**What you will do:** Quote the entries that follow exactly, leaving none out.

begin Data extract

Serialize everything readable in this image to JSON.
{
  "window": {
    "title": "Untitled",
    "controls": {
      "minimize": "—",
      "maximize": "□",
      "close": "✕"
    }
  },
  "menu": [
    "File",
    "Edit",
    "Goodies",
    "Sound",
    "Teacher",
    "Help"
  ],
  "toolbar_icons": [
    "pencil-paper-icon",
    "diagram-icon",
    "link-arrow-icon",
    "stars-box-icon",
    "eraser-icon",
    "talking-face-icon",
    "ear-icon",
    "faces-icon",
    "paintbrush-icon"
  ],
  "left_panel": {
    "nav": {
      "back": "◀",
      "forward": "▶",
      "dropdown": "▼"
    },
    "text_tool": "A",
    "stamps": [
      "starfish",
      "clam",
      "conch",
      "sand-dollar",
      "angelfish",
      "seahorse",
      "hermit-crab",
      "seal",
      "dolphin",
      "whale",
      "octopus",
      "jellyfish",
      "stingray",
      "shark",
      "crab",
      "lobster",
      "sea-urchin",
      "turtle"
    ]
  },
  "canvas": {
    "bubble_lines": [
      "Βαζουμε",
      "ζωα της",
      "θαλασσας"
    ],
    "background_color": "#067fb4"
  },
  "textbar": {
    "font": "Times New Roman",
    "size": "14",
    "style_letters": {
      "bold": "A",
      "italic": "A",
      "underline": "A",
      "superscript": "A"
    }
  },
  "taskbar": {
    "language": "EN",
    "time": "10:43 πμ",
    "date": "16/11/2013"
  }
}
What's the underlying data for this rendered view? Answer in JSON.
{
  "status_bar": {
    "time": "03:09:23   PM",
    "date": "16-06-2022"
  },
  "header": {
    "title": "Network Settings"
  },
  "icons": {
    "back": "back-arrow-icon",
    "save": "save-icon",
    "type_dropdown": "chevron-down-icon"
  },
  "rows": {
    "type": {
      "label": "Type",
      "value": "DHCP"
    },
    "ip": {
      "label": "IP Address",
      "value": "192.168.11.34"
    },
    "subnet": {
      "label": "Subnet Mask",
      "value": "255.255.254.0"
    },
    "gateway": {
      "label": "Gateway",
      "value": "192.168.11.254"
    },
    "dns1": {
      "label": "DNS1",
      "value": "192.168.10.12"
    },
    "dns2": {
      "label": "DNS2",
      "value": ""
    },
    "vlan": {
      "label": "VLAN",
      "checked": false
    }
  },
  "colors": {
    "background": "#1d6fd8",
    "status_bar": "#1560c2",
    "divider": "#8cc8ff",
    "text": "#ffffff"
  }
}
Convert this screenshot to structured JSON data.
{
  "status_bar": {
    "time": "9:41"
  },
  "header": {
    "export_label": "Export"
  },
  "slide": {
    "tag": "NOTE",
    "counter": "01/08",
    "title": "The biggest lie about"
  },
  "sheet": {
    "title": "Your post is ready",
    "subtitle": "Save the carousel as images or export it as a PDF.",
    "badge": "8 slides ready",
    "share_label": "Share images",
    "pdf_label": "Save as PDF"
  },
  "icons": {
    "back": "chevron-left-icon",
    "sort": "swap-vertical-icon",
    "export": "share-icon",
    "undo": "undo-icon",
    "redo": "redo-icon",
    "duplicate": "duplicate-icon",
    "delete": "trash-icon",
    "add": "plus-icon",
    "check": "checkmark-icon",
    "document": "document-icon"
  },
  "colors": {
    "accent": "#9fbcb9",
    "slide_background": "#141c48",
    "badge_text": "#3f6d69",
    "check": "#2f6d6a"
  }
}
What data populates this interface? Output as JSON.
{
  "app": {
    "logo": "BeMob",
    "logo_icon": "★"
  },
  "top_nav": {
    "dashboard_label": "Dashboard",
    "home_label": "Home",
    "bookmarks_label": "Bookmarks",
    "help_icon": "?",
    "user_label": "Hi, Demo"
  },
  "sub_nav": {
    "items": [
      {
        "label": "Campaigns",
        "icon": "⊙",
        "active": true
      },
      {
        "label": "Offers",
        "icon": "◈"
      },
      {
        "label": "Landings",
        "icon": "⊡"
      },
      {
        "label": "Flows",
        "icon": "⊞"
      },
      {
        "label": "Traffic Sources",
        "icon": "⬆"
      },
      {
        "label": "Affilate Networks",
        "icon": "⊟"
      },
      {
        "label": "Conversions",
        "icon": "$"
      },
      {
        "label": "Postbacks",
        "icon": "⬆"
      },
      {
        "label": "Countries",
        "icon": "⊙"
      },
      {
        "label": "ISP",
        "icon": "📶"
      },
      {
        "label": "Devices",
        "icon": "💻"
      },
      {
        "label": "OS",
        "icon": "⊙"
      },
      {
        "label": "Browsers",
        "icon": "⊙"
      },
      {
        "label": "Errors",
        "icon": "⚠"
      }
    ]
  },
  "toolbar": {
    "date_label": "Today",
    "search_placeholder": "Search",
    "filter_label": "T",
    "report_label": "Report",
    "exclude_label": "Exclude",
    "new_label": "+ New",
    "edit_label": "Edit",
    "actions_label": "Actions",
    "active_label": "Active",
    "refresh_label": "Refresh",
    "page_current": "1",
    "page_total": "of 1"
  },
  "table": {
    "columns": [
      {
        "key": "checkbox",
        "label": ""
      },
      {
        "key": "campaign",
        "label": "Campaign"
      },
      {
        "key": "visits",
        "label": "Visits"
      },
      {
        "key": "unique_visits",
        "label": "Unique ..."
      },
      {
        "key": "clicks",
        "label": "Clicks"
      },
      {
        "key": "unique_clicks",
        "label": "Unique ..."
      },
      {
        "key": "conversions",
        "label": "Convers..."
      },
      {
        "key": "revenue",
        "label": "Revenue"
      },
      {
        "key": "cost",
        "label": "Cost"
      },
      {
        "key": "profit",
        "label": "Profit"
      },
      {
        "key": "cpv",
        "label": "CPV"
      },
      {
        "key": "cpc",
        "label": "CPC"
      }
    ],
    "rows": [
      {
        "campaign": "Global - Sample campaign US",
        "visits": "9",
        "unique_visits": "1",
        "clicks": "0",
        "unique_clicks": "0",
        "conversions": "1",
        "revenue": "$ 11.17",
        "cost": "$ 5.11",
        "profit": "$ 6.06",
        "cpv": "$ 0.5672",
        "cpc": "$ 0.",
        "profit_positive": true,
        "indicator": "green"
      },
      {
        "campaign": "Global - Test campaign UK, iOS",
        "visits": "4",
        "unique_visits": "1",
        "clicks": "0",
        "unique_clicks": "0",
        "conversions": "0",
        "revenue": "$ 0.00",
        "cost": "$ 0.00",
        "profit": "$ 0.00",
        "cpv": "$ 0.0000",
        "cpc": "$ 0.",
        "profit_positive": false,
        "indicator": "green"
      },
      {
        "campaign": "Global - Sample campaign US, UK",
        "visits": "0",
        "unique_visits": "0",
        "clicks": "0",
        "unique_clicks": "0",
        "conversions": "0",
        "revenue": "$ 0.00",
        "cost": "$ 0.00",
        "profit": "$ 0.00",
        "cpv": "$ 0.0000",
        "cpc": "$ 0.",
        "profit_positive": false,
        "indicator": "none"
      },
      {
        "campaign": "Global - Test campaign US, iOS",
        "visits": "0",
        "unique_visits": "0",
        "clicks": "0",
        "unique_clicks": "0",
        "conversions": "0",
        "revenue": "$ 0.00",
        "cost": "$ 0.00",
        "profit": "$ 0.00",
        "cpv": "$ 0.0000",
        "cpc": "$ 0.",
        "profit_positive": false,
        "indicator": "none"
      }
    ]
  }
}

end Data extract

**Completed task:**
Serialize everything readable in this image to JSON.
{
  "window": {
    "title": "Untitled",
    "controls": {
      "minimize": "—",
      "maximize": "□",
      "close": "✕"
    }
  },
  "menu": [
    "File",
    "Edit",
    "Goodies",
    "Sound",
    "Teacher",
    "Help"
  ],
  "toolbar_icons": [
    "pencil-paper-icon",
    "diagram-icon",
    "link-arrow-icon",
    "stars-box-icon",
    "eraser-icon",
    "talking-face-icon",
    "ear-icon",
    "faces-icon",
    "paintbrush-icon"
  ],
  "left_panel": {
    "nav": {
      "back": "◀",
      "forward": "▶",
      "dropdown": "▼"
    },
    "text_tool": "A",
    "stamps": [
      "starfish",
      "clam",
      "conch",
      "sand-dollar",
      "angelfish",
      "seahorse",
      "hermit-crab",
      "seal",
      "dolphin",
      "whale",
      "octopus",
      "jellyfish",
      "stingray",
      "shark",
      "crab",
      "lobster",
      "sea-urchin",
      "turtle"
    ]
  },
  "canvas": {
    "bubble_lines": [
      "Βαζουμε",
      "ζωα της",
      "θαλασσας"
    ],
    "background_color": "#067fb4"
  },
  "textbar": {
    "font": "Times New Roman",
    "size": "14",
    "style_letters": {
      "bold": "A",
      "italic": "A",
      "underline": "A",
      "superscript": "A"
    }
  },
  "taskbar": {
    "language": "EN",
    "time": "10:43 πμ",
    "date": "16/11/2013"
  }
}
What's the underlying data for this rendered view? Answer in JSON.
{
  "status_bar": {
    "time": "03:09:23   PM",
    "date": "16-06-2022"
  },
  "header": {
    "title": "Network Settings"
  },
  "icons": {
    "back": "back-arrow-icon",
    "save": "save-icon",
    "type_dropdown": "chevron-down-icon"
  },
  "rows": {
    "type": {
      "label": "Type",
      "value": "DHCP"
    },
    "ip": {
      "label": "IP Address",
      "value": "192.168.11.34"
    },
    "subnet": {
      "label": "Subnet Mask",
      "value": "255.255.254.0"
    },
    "gateway": {
      "label": "Gateway",
      "value": "192.168.11.254"
    },
    "dns1": {
      "label": "DNS1",
      "value": "192.168.10.12"
    },
    "dns2": {
      "label": "DNS2",
      "value": ""
    },
    "vlan": {
      "label": "VLAN",
      "checked": false
    }
  },
  "colors": {
    "background": "#1d6fd8",
    "status_bar": "#1560c2",
    "divider": "#8cc8ff",
    "text": "#ffffff"
  }
}
Convert this screenshot to structured JSON data.
{
  "status_bar": {
    "time": "9:41"
  },
  "header": {
    "export_label": "Export"
  },
  "slide": {
    "tag": "NOTE",
    "counter": "01/08",
    "title": "The biggest lie about"
  },
  "sheet": {
    "title": "Your post is ready",
    "subtitle": "Save the carousel as images or export it as a PDF.",
    "badge": "8 slides ready",
    "share_label": "Share images",
    "pdf_label": "Save as PDF"
  },
  "icons": {
    "back": "chevron-left-icon",
    "sort": "swap-vertical-icon",
    "export": "share-icon",
    "undo": "undo-icon",
    "redo": "redo-icon",
    "duplicate": "duplicate-icon",
    "delete": "trash-icon",
    "add": "plus-icon",
    "check": "checkmark-icon",
    "document": "document-icon"
  },
  "colors": {
    "accent": "#9fbcb9",
    "slide_background": "#141c48",
    "badge_text": "#3f6d69",
    "check": "#2f6d6a"
  }
}
What data populates this interface? Output as JSON.
{
  "app": {
    "logo": "BeMob",
    "logo_icon": "★"
  },
  "top_nav": {
    "dashboard_label": "Dashboard",
    "home_label": "Home",
    "bookmarks_label": "Bookmarks",
    "help_icon": "?",
    "user_label": "Hi, Demo"
  },
  "sub_nav": {
    "items": [
      {
        "label": "Campaigns",
        "icon": "⊙",
        "active": true
      },
      {
        "label": "Offers",
        "icon": "◈"
      },
      {
        "label": "Landings",
        "icon": "⊡"
      },
      {
        "label": "Flows",
        "icon": "⊞"
      },
      {
        "label": "Traffic Sources",
        "icon": "⬆"
      },
      {
        "label": "Affilate Networks",
        "icon": "⊟"
      },
      {
        "label": "Conversions",
        "icon": "$"
      },
      {
        "label": "Postbacks",
        "icon": "⬆"
      },
      {
        "label": "Countries",
        "icon": "⊙"
      },
      {
        "label": "ISP",
        "icon": "📶"
      },
      {
        "label": "Devices",
        "icon": "💻"
      },
      {
        "label": "OS",
        "icon": "⊙"
      },
      {
        "label": "Browsers",
        "icon": "⊙"
      },
      {
        "label": "Errors",
        "icon": "⚠"
      }
    ]
  },
  "toolbar": {
    "date_label": "Today",
    "search_placeholder": "Search",
    "filter_label": "T",
    "report_label": "Report",
    "exclude_label": "Exclude",
    "new_label": "+ New",
    "edit_label": "Edit",
    "actions_label": "Actions",
    "active_label": "Active",
    "refresh_label": "Refresh",
    "page_current": "1",
    "page_total": "of 1"
  },
  "table": {
    "columns": [
      {
        "key": "checkbox",
        "label": ""
      },
      {
        "key": "campaign",
        "label": "Campaign"
      },
      {
        "key": "visits",
        "label": "Visits"
      },
      {
        "key": "unique_visits",
        "label": "Unique ..."
      },
      {
        "key": "clicks",
        "label": "Clicks"
      },
      {
        "key": "unique_clicks",
        "label": "Unique ..."
      },
      {
        "key": "conversions",
        "label": "Convers..."
      },
      {
        "key": "revenue",
        "label": "Revenue"
      },
      {
        "key": "cost",
        "label": "Cost"
      },
      {
        "key": "profit",
        "label": "Profit"
      },
      {
        "key": "cpv",
        "label": "CPV"
      },
      {
        "key": "cpc",
        "label": "CPC"
      }
    ],
    "rows": [
      {
        "campaign": "Global - Sample campaign US",
        "visits": "9",
        "unique_visits": "1",
        "clicks": "0",
        "unique_clicks": "0",
        "conversions": "1",
        "revenue": "$ 11.17",
        "cost": "$ 5.11",
        "profit": "$ 6.06",
        "cpv": "$ 0.5672",
        "cpc": "$ 0.",
        "profit_positive": true,
        "indicator": "green"
      },
      {
        "campaign": "Global - Test campaign UK, iOS",
        "visits": "4",
        "unique_visits": "1",
        "clicks": "0",
        "unique_clicks": "0",
        "conversions": "0",
        "revenue": "$ 0.00",
        "cost": "$ 0.00",
        "profit": "$ 0.00",
        "cpv": "$ 0.0000",
        "cpc": "$ 0.",
        "profit_positive": false,
        "indicator": "green"
      },
      {
        "campaign": "Global - Sample campaign US, UK",
        "visits": "0",
        "unique_visits": "0",
        "clicks": "0",
        "unique_clicks": "0",
        "conversions": "0",
        "revenue": "$ 0.00",
        "cost": "$ 0.00",
        "profit": "$ 0.00",
        "cpv": "$ 0.0000",
        "cpc": "$ 0.",
        "profit_positive": false,
        "indicator": "none"
      },
      {
        "campaign": "Global - Test campaign US, iOS",
        "visits": "0",
        "unique_visits": "0",
        "clicks": "0",
        "unique_clicks": "0",
        "conversions": "0",
        "revenue": "$ 0.00",
        "cost": "$ 0.00",
        "profit": "$ 0.00",
        "cpv": "$ 0.0000",
        "cpc": "$ 0.",
        "profit_positive": false,
        "indicator": "none"
      }
    ]
  }
}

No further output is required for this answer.